▸ **THE REQUEST**
Return every entry exactly.

▸ **SOURCE RECORDS**
● ● ● ●

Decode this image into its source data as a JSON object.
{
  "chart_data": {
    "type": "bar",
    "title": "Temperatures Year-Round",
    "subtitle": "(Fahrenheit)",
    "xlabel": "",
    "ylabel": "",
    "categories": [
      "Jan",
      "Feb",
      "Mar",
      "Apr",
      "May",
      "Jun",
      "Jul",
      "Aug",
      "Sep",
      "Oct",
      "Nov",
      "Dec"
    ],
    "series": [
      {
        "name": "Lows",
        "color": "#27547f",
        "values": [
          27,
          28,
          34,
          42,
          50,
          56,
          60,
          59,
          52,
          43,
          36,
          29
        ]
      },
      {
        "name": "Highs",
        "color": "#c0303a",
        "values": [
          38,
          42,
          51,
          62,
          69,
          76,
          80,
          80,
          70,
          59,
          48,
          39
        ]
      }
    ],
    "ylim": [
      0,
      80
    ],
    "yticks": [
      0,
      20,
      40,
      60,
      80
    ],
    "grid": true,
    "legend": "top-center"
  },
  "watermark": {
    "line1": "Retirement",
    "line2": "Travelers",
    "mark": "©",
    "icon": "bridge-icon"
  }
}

● ● ● ●

▸ **REPLY**
Decode this image into its source data as a JSON object.
{
  "chart_data": {
    "type": "bar",
    "title": "Temperatures Year-Round",
    "subtitle": "(Fahrenheit)",
    "xlabel": "",
    "ylabel": "",
    "categories": [
      "Jan",
      "Feb",
      "Mar",
      "Apr",
      "May",
      "Jun",
      "Jul",
      "Aug",
      "Sep",
      "Oct",
      "Nov",
      "Dec"
    ],
    "series": [
      {
        "name": "Lows",
        "color": "#27547f",
        "values": [
          27,
          28,
          34,
          42,
          50,
          56,
          60,
          59,
          52,
          43,
          36,
          29
        ]
      },
      {
        "name": "Highs",
        "color": "#c0303a",
        "values": [
          38,
          42,
          51,
          62,
          69,
          76,
          80,
          80,
          70,
          59,
          48,
          39
        ]
      }
    ],
    "ylim": [
      0,
      80
    ],
    "yticks": [
      0,
      20,
      40,
      60,
      80
    ],
    "grid": true,
    "legend": "top-center"
  },
  "watermark": {
    "line1": "Retirement",
    "line2": "Travelers",
    "mark": "©",
    "icon": "bridge-icon"
  }
}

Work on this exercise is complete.